_DATASET CONTENT_:
---*---

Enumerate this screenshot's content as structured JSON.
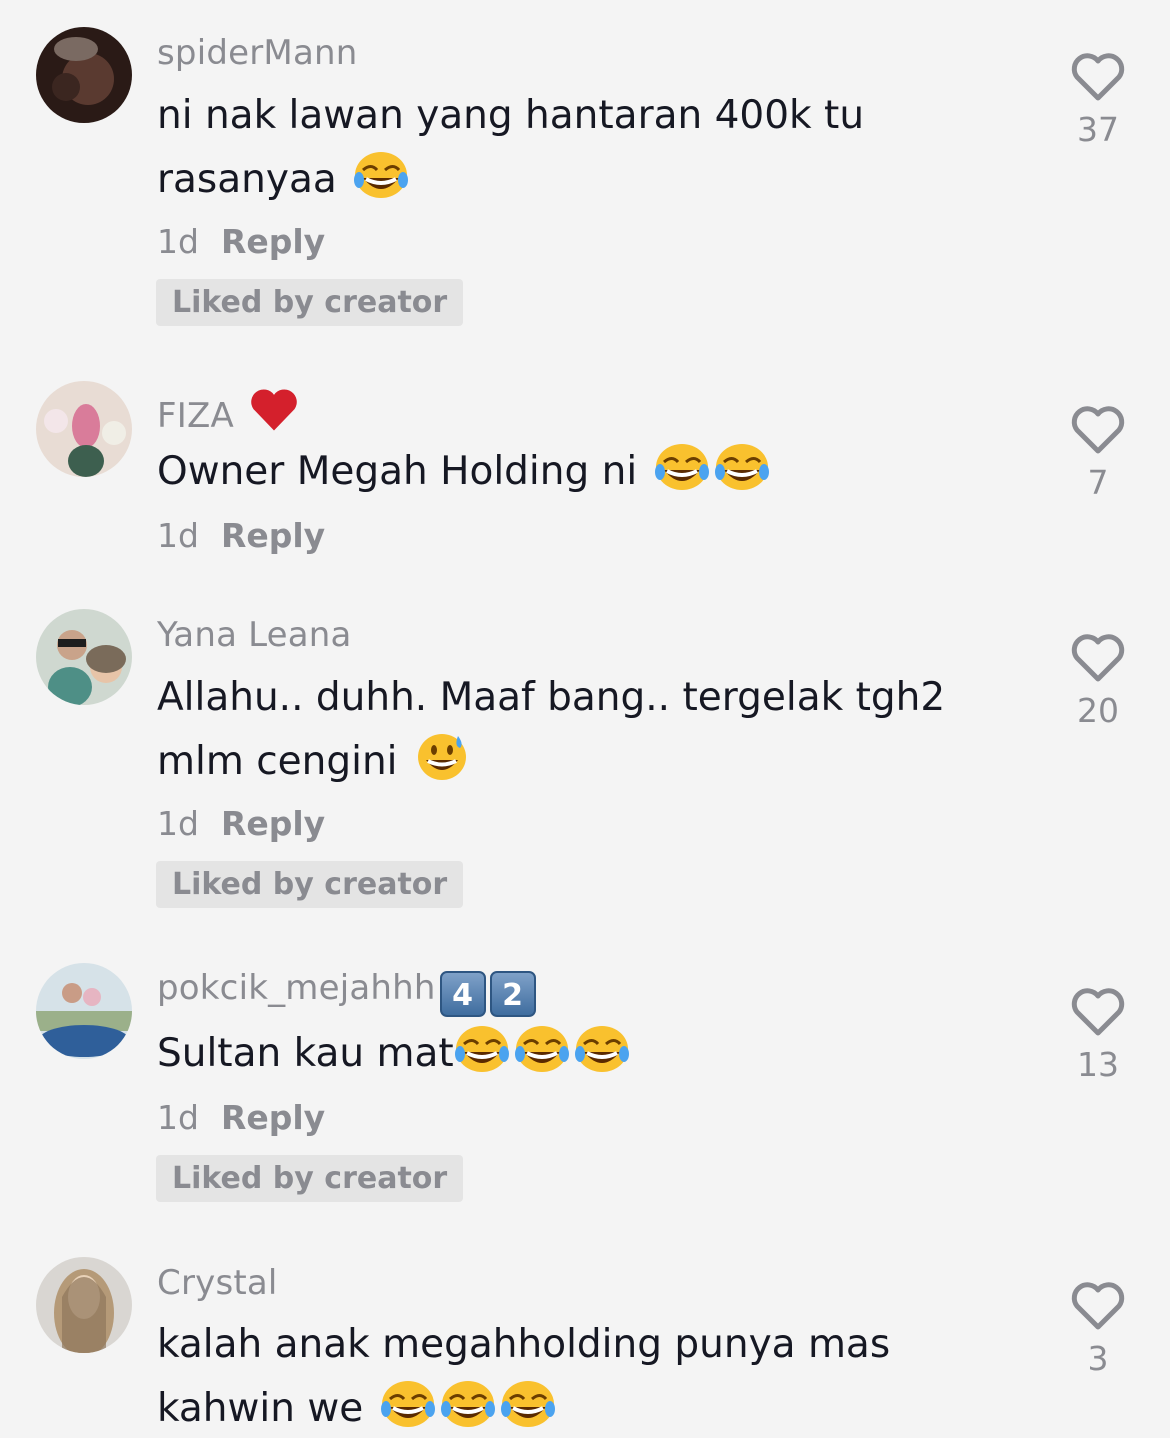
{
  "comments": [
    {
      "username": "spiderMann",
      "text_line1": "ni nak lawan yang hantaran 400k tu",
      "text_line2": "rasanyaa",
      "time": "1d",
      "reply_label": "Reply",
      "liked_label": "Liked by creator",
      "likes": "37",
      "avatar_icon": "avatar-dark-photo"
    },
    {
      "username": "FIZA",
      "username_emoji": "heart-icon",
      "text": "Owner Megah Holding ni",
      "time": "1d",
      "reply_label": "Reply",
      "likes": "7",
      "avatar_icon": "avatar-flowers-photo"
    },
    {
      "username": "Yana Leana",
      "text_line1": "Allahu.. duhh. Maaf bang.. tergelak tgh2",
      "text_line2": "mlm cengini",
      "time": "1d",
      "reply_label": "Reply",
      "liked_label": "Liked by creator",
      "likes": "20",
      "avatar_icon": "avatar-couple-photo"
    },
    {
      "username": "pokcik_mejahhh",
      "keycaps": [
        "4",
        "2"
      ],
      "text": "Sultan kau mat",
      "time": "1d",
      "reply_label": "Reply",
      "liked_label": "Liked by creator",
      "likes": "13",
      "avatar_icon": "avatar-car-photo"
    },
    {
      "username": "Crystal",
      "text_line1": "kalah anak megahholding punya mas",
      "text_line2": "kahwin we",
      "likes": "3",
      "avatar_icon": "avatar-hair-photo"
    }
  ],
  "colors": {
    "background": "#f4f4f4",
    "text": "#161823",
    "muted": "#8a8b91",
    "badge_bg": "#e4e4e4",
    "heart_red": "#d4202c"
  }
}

---*---

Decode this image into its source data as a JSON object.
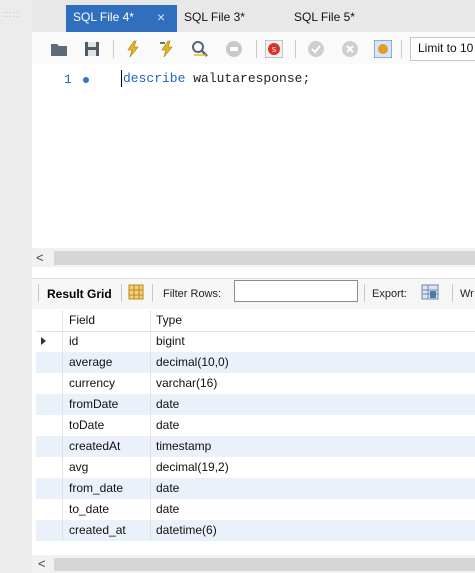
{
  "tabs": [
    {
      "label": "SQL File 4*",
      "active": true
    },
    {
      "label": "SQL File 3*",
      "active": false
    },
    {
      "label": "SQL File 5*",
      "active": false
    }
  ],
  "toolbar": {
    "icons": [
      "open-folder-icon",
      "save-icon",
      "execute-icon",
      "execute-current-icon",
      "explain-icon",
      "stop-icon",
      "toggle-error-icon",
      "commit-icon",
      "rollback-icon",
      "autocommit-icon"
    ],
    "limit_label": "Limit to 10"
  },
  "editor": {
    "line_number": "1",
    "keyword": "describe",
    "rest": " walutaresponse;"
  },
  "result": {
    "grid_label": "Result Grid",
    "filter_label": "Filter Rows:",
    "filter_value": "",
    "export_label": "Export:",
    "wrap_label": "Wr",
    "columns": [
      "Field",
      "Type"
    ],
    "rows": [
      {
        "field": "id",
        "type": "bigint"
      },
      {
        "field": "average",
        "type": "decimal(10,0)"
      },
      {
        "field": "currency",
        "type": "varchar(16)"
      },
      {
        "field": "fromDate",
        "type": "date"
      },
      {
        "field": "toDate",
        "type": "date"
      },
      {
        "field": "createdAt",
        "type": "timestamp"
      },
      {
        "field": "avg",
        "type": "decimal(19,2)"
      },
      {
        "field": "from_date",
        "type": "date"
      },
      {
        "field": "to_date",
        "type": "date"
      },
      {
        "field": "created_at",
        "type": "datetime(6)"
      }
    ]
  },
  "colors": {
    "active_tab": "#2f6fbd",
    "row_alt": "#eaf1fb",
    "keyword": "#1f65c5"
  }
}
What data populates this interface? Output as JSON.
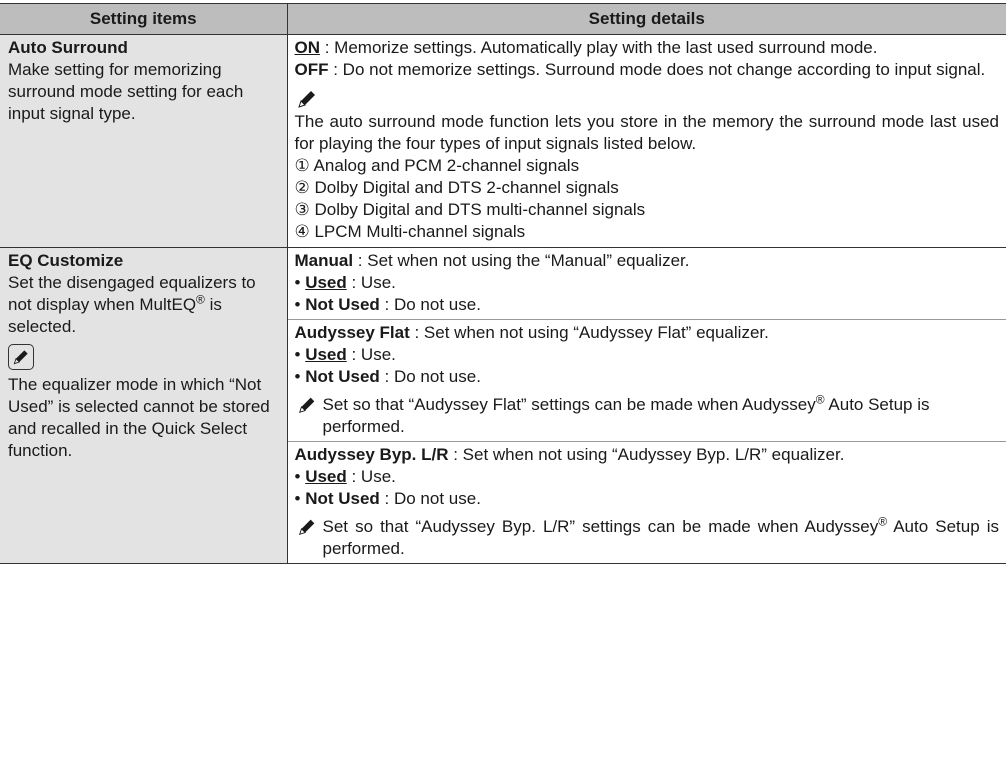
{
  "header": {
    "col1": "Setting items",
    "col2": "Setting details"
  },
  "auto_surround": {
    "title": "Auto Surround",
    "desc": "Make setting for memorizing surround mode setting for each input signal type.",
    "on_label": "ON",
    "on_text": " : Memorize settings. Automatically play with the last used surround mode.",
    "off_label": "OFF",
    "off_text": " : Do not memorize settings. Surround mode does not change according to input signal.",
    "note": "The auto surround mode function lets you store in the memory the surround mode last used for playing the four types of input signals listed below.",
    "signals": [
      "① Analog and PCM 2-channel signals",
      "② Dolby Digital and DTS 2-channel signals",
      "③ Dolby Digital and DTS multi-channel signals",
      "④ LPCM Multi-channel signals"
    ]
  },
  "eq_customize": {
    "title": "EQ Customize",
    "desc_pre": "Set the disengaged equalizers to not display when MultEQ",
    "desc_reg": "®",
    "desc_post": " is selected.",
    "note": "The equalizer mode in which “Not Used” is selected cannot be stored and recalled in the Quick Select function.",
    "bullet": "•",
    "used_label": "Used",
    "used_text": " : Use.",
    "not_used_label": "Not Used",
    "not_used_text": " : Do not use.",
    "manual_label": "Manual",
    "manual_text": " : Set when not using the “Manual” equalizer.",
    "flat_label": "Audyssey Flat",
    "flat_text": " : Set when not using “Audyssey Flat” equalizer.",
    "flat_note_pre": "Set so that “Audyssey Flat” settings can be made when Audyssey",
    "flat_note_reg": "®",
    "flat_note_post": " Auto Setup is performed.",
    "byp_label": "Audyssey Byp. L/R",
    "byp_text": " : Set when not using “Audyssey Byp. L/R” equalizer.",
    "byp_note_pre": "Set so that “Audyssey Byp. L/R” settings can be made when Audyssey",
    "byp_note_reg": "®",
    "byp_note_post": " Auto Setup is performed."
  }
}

---*---

Search the listing for the word "signals". Copy every line in which it occurs.

    "note": "The auto surround mode function lets you store in the memory the surround mode last used for playing the four types of input signals listed below.",
    "signals": [
      "① Analog and PCM 2-channel signals",
      "② Dolby Digital and DTS 2-channel signals",
      "③ Dolby Digital and DTS multi-channel signals",
      "④ LPCM Multi-channel signals"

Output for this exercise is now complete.